**WORK REQUIRED**
Scan the entries below and extract each line with the word "Tools" in it.

Items from an interface collection
***

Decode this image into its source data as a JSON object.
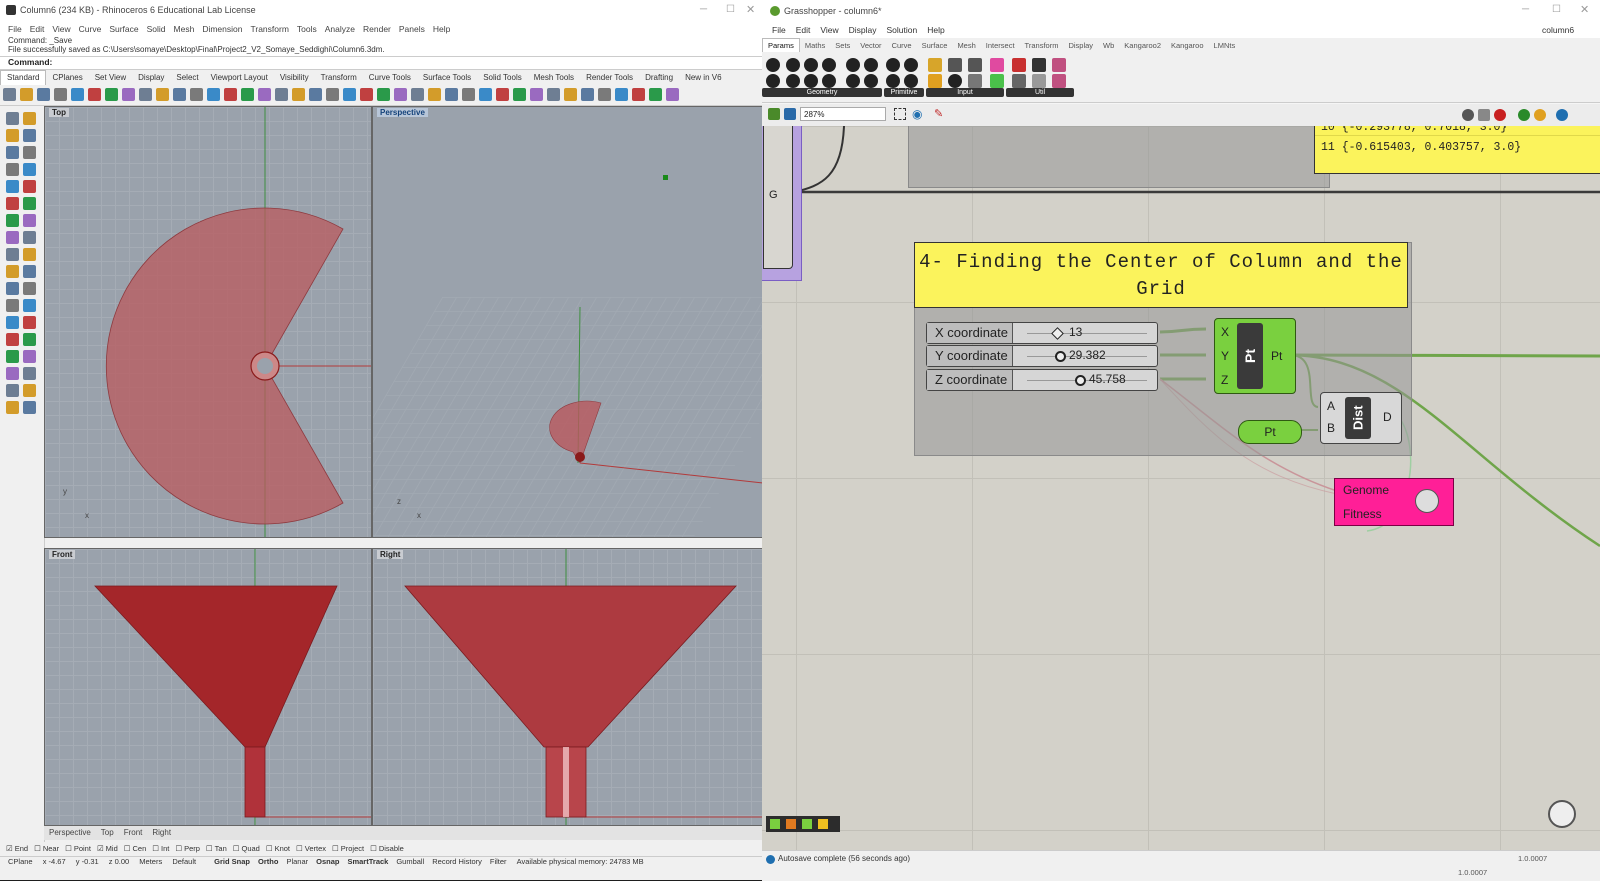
{
  "rhino": {
    "title": "Column6 (234 KB) - Rhinoceros 6 Educational Lab License",
    "menu": [
      "File",
      "Edit",
      "View",
      "Curve",
      "Surface",
      "Solid",
      "Mesh",
      "Dimension",
      "Transform",
      "Tools",
      "Analyze",
      "Render",
      "Panels",
      "Help"
    ],
    "history": [
      "Command: _Save",
      "File successfully saved as C:\\Users\\somaye\\Desktop\\Final\\Project2_V2_Somaye_Seddighi\\Column6.3dm."
    ],
    "command_label": "Command:",
    "tool_tabs": [
      "Standard",
      "CPlanes",
      "Set View",
      "Display",
      "Select",
      "Viewport Layout",
      "Visibility",
      "Transform",
      "Curve Tools",
      "Surface Tools",
      "Solid Tools",
      "Mesh Tools",
      "Render Tools",
      "Drafting",
      "New in V6"
    ],
    "viewports": {
      "top": "Top",
      "perspective": "Perspective",
      "front": "Front",
      "right": "Right"
    },
    "viewport_tabs": [
      "Perspective",
      "Top",
      "Front",
      "Right"
    ],
    "osnaps": [
      "End",
      "Near",
      "Point",
      "Mid",
      "Cen",
      "Int",
      "Perp",
      "Tan",
      "Quad",
      "Knot",
      "Vertex",
      "Project",
      "Disable"
    ],
    "osnaps_checked": [
      "End",
      "Mid"
    ],
    "status": {
      "cplane": "CPlane",
      "x": "x -4.67",
      "y": "y -0.31",
      "z": "z 0.00",
      "units": "Meters",
      "layer": "Default",
      "toggles": [
        "Grid Snap",
        "Ortho",
        "Planar",
        "Osnap",
        "SmartTrack",
        "Gumball",
        "Record History",
        "Filter"
      ],
      "memory": "Available physical memory: 24783 MB"
    },
    "axis_labels": {
      "x": "x",
      "y": "y",
      "z": "z"
    }
  },
  "gh": {
    "title": "Grasshopper - column6*",
    "doc_name": "column6",
    "menu": [
      "File",
      "Edit",
      "View",
      "Display",
      "Solution",
      "Help"
    ],
    "tabs": [
      "Params",
      "Maths",
      "Sets",
      "Vector",
      "Curve",
      "Surface",
      "Mesh",
      "Intersect",
      "Transform",
      "Display",
      "Wb",
      "Kangaroo2",
      "Kangaroo",
      "LMNts"
    ],
    "groups": [
      "Geometry",
      "Primitive",
      "Input",
      "Util"
    ],
    "zoom": "287%",
    "panel_rows": [
      "10 {-0.293778, 0.7018, 3.0}",
      "11 {-0.615403, 0.403757, 3.0}"
    ],
    "group_label": "G",
    "note_title": "4- Finding the Center of Column and the Grid",
    "sliders": [
      {
        "label": "X coordinate",
        "value": "13"
      },
      {
        "label": "Y coordinate",
        "value": "29.382"
      },
      {
        "label": "Z coordinate",
        "value": "45.758"
      }
    ],
    "pt_component": {
      "inputs": [
        "X",
        "Y",
        "Z"
      ],
      "name": "Pt",
      "output": "Pt"
    },
    "pt_param": "Pt",
    "dist_component": {
      "inputs": [
        "A",
        "B"
      ],
      "name": "Dist",
      "output": "D"
    },
    "genome": {
      "line1": "Genome",
      "line2": "Fitness"
    },
    "autosave": "Autosave complete (56 seconds ago)",
    "version": "1.0.0007"
  }
}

***

**TASK SOLUTION**
      "Tools",
      "Curve Tools",
      "Surface Tools",
      "Solid Tools",
      "Mesh Tools",
      "Render Tools",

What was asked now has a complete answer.